▶ INSTRUCTIONS FOR THE TASK
Using the material below, copy every line where "реле" appears.

(Collected data)
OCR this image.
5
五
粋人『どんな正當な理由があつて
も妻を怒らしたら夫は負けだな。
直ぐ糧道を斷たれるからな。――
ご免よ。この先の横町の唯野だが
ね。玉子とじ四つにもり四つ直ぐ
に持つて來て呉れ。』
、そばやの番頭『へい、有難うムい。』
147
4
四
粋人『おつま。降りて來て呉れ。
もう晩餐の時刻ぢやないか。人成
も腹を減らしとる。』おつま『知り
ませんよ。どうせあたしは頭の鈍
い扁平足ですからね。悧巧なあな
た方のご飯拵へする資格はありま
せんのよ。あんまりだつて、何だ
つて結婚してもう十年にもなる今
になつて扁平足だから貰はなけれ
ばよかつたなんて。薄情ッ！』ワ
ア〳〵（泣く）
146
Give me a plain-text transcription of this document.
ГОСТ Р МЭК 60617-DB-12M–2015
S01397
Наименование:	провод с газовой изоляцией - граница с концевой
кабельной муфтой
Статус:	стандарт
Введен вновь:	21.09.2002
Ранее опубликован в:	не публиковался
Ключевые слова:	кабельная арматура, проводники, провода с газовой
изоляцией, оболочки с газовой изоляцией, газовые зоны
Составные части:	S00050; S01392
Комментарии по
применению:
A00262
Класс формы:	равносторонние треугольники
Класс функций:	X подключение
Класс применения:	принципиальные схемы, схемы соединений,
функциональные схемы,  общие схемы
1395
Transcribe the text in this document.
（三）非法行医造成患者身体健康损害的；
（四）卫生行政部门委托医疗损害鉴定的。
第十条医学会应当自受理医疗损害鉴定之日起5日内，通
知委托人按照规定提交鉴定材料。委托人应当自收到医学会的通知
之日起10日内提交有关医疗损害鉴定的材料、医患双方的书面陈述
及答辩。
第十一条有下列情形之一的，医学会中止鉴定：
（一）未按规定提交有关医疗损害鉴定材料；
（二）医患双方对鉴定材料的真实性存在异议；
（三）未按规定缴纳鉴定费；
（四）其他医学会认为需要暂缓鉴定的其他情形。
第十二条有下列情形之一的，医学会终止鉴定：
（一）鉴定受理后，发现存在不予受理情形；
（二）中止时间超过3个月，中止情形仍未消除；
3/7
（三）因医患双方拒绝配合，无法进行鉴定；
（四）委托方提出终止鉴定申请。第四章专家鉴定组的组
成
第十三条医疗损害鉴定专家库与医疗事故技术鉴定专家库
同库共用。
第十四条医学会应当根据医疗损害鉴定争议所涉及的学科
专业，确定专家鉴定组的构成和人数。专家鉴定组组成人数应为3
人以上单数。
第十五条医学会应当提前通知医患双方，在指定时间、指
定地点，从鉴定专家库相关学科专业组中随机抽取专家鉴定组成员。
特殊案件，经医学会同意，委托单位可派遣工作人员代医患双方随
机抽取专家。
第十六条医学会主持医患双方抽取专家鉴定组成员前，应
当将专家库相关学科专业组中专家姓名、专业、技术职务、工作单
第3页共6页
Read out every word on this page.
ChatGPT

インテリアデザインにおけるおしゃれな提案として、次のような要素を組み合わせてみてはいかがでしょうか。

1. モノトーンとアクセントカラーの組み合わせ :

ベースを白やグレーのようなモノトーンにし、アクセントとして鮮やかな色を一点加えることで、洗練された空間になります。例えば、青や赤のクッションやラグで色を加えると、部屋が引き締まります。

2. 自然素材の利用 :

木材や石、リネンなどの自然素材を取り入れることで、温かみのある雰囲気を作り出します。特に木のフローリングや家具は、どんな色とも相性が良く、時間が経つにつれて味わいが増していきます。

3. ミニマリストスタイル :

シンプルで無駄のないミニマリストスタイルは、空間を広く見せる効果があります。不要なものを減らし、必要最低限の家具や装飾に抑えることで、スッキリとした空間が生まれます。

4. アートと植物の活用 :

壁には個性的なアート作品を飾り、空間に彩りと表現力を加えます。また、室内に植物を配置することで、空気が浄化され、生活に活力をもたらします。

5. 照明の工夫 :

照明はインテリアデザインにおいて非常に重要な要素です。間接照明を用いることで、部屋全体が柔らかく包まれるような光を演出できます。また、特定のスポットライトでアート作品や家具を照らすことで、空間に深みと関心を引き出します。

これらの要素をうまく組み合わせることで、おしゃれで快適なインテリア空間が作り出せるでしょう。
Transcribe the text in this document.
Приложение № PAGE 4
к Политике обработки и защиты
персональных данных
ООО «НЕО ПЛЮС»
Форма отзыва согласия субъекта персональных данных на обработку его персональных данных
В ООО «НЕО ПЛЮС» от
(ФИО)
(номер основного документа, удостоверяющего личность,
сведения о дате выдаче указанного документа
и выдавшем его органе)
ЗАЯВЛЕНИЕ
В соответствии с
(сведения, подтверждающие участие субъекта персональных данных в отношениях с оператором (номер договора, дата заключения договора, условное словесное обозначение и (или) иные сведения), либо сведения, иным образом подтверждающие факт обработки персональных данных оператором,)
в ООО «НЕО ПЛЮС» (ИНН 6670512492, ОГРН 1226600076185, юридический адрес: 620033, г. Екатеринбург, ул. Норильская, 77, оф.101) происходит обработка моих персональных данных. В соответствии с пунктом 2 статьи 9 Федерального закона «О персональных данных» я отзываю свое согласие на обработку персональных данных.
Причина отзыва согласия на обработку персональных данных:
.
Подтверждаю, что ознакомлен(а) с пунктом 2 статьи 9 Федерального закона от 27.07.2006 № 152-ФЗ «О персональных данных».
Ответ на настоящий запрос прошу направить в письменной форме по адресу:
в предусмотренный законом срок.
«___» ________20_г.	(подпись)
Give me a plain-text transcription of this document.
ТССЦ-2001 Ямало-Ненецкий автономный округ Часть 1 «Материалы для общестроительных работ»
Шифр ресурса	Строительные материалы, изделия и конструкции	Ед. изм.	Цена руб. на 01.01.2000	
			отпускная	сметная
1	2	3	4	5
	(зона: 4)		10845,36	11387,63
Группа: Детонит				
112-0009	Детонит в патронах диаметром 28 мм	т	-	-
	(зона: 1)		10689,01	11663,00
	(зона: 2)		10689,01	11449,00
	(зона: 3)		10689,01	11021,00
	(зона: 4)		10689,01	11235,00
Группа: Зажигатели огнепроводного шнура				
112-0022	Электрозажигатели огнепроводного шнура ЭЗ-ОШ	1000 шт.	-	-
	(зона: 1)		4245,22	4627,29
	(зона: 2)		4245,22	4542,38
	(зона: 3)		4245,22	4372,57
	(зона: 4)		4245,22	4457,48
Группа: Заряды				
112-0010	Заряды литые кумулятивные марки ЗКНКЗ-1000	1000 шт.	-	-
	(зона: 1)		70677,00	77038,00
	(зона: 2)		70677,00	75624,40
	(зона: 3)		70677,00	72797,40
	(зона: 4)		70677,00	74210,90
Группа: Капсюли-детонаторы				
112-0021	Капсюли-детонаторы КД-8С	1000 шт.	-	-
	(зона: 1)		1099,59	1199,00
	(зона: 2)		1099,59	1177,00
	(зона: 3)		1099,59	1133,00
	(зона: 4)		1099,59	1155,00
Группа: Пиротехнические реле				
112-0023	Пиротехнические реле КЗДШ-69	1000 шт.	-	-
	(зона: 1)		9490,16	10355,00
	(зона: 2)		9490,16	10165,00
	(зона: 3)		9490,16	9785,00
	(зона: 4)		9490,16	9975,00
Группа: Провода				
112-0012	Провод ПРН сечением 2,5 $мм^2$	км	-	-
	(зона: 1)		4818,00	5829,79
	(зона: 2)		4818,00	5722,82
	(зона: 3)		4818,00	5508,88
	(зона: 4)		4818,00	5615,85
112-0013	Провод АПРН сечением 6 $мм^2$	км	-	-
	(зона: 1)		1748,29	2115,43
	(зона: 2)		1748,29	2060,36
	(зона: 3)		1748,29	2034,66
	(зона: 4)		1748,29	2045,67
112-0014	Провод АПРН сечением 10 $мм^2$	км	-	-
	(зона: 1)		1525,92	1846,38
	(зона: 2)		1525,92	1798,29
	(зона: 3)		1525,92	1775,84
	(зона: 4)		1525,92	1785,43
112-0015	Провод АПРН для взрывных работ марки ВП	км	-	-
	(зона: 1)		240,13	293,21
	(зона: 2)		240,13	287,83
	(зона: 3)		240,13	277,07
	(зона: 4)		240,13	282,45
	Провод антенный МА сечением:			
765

▶ RESULT FOR THIS EXERCISE
Группа: Пиротехнические реле				
112-0023	Пиротехнические реле КЗДШ-69	1000 шт.	-	-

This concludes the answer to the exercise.